Répondez aux questions suivantes à partir de l'extrait sur le Reich ci-dessous.
(a) Quel est le titre de l'ouvrage publié par Henri Bogdan ?
(b) Sous quelle forme le terme reich se trouve-t-il en sanscrit ?
(c) Dans quelle ville le roi de Germanie est-il couronné ?

(EXTRAIT CHOISI)
++++++++++++++++++++

L’Allemagne, mille ans d’histoire
Le Reich, ce nom qui claque comme un coup de fouet, a disparu dans le feu rougeoyant du Götterdammerung de 1945. Dans la mémoire abolie des Européens, le terme reich n'évoque plus que les douze années maudites de l'aventure hitlérienne alors qu'il s'identifia pendant mille ans à l'Allemagne et représenta l'une des institutions les plus puissantes de l'Occident médiéval.
C’est pour réparer cet oubli que l’historien Henri Bogdan, spécialiste reconnu des mondes germaniques et de l’Europe centrale, publie une Histoire des trois Reich. Comme l’auteur l’indique dans sa préface, il ne s’agit pas d’une nouvelle histoire de l’Allemagne mais d’une étude du concept de Reich tout au long de son histoire, soulignant les fondements, les constantes et les ruptures de cette institution millénaire qui vertébra l’Allemagne au point de se confondre avec son existence même.
Un concept typiquement germanique
Henri Bogdan souligne d’abord que le Reich représente un concept typiquement germanique. Revenant à l’étymologie du mot, il rappelle l’ancienneté du terme que l’on trouve en sanscrit sous la forme rajan, ainsi que dans les vieux parlers indo-européens, avec le sens de souverain ou de roi. Proprement intraduisible en français où il est assimilé au concept d’empire, Henri Bogdan en définit le sens : le reich, écrit-il, « représente à la fois un cadre territorial parfois flou mais issu d’une conquête et le pouvoir politique qui s’exerce sur lui, qu’elle qu’en soit sa nature politique ». L’historien considère ainsi que le Saint Empire romain germanique représente l’archétype du Reich, plus particulièrement dans les trois premiers siècles de son existence durant la période du « Reich des Césars », soit du sacre d’Otton le Grand en 962 jusqu’à la mort de Frédéric II Hohenstaufen en 1250, dernier empereur régnant à la fois sur l’Allemagne et sur l’Italie.
Ce premier Reich médiéval s’appuyait sur la double tradition romaine et carolingienne, symbolisée par deux villes, Aix-la-Chapelle où le roi de Germanie est couronné, après avoir été élu par l’assemblée des princes allemands, la Diète (ou Reichstag), et Rome où le pape sacre le roi, lui conférant la dignité impériale. Âge d’or de l’Allemagne, le Reich des Césars, sous les Ottoniens puis les Hohenstaufen, représente alors la plus prestigieuse puissance médiévale européenne. Par son titre impérial, l’empereur est le premier souverain d’Occident, régnant sur la Germanie, dont les marches orientales s’étendent au-delà de l’Elbe puis de l’Oder sous l’impulsion du Drag nach Osten, mais aussi sur la Bourgogne qui s’étend alors de la Suisse à la Méditerranée et sur le royaume d’Italie enfin, qui correspond à l’Italie du Nord et à la Toscane. S’il recouvre une large partie du monde chrétien occidental, le Reich reste cependant un Etat allemand : les évêques et gouverneurs nommés en Italie et en Bourgogne sont des Allemands. De même, tout au long de ses huit cents ans d’histoire, les empereurs seront tous des rois allemands ou issus de dynasties germaniques.

++++++++++++++++++++

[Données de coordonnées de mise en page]
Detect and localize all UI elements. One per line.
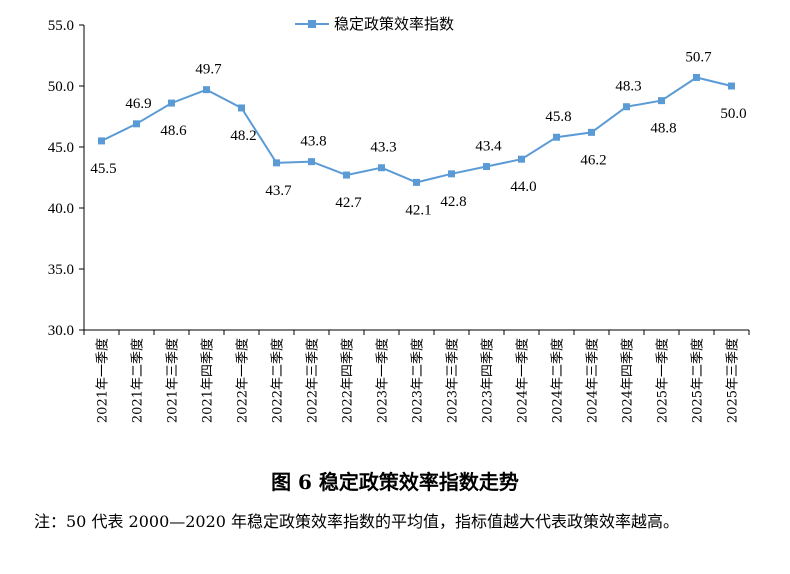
x-tick-label: 2021年一季度 <box>95 338 111 423</box>
x-tick-label: 2022年四季度 <box>340 338 356 423</box>
data-label: 48.6 <box>160 123 187 139</box>
y-ticks: 30.0 35.0 40.0 45.0 50.0 55.0 <box>48 18 84 339</box>
x-tick-label: 2022年二季度 <box>270 338 286 423</box>
y-tick-label: 30.0 <box>48 323 74 339</box>
data-point <box>448 170 455 178</box>
data-label: 42.8 <box>440 194 466 210</box>
data-points <box>98 73 735 186</box>
data-label: 48.2 <box>230 128 256 144</box>
x-tick-label: 2021年四季度 <box>200 338 216 423</box>
data-point <box>98 137 105 145</box>
data-label: 48.3 <box>615 79 641 95</box>
x-tick-label: 2023年三季度 <box>445 338 461 423</box>
data-point <box>728 82 735 90</box>
data-label: 50.7 <box>685 49 712 65</box>
data-point <box>343 171 350 179</box>
legend-label: 稳定政策效率指数 <box>334 15 454 33</box>
data-point <box>133 120 140 128</box>
x-tick-label: 2022年一季度 <box>235 338 251 423</box>
data-point <box>378 164 385 172</box>
y-tick-label: 40.0 <box>48 201 74 217</box>
y-tick-label: 50.0 <box>48 79 74 95</box>
legend: 稳定政策效率指数 <box>295 15 454 33</box>
data-label: 43.3 <box>370 140 396 156</box>
x-tick-label: 2024年四季度 <box>620 338 636 423</box>
data-label: 44.0 <box>510 179 536 195</box>
legend-marker <box>308 20 316 28</box>
data-label: 43.7 <box>265 183 292 199</box>
data-point <box>413 178 420 186</box>
axes <box>83 25 749 331</box>
data-label: 45.8 <box>545 109 571 125</box>
data-point <box>168 99 175 107</box>
x-tick-label: 2021年二季度 <box>130 338 146 423</box>
data-point <box>658 97 665 105</box>
data-point <box>238 104 245 112</box>
data-point <box>518 155 525 163</box>
x-tick-label: 2023年二季度 <box>410 338 426 423</box>
x-tick-label: 2024年一季度 <box>515 338 531 423</box>
x-tick-label: 2023年一季度 <box>375 338 391 423</box>
y-tick-label: 45.0 <box>48 140 74 156</box>
y-tick-label: 55.0 <box>48 18 74 34</box>
x-tick-label: 2023年四季度 <box>480 338 496 423</box>
y-tick-label: 35.0 <box>48 262 74 278</box>
data-point <box>308 158 315 166</box>
x-tick-label: 2024年三季度 <box>585 338 601 423</box>
x-tick-label: 2021年三季度 <box>165 338 181 423</box>
figure-caption: 图 6 稳定政策效率指数走势 <box>271 470 519 494</box>
line-chart: 稳定政策效率指数 30.0 35.0 40.0 45.0 50.0 55.0 2021年一… <box>48 15 750 423</box>
data-point <box>273 159 280 167</box>
data-label: 50.0 <box>720 106 746 122</box>
data-point <box>483 163 490 171</box>
data-label: 46.2 <box>580 152 606 168</box>
data-point <box>588 128 595 136</box>
data-point <box>693 73 700 81</box>
x-tick-label: 2025年一季度 <box>655 338 671 423</box>
data-point <box>553 133 560 141</box>
data-label: 48.8 <box>650 121 676 137</box>
x-tick-label: 2025年二季度 <box>690 338 706 423</box>
data-label: 42.1 <box>405 202 431 218</box>
figure-note: 注：50 代表 2000—2020 年稳定政策效率指数的平均值，指标值越大代表政… <box>34 512 680 531</box>
data-label: 45.5 <box>90 161 116 177</box>
x-ticks: 2021年一季度 2021年二季度 2021年三季度 2021年四季度 2022年一季度… <box>83 330 750 423</box>
data-label: 43.8 <box>300 134 326 150</box>
data-label: 49.7 <box>195 62 222 78</box>
data-labels: 45.5 46.9 48.6 49.7 48.2 43.7 43.8 42.7 43.3 42.1… <box>90 49 746 218</box>
data-label: 43.4 <box>475 139 502 155</box>
data-point <box>623 103 630 111</box>
x-tick-label: 2022年三季度 <box>305 338 321 423</box>
x-tick-label: 2024年二季度 <box>550 338 566 423</box>
data-label: 46.9 <box>125 96 151 112</box>
data-point <box>203 86 210 94</box>
x-tick-label: 2025年三季度 <box>725 338 741 423</box>
data-label: 42.7 <box>335 195 362 211</box>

++++++++++++++++++++

(RÉPONSE CI-DESSOUS)
(a) Histoire des trois Reich
(b) Rajan
(c) Aix-la-Chapelle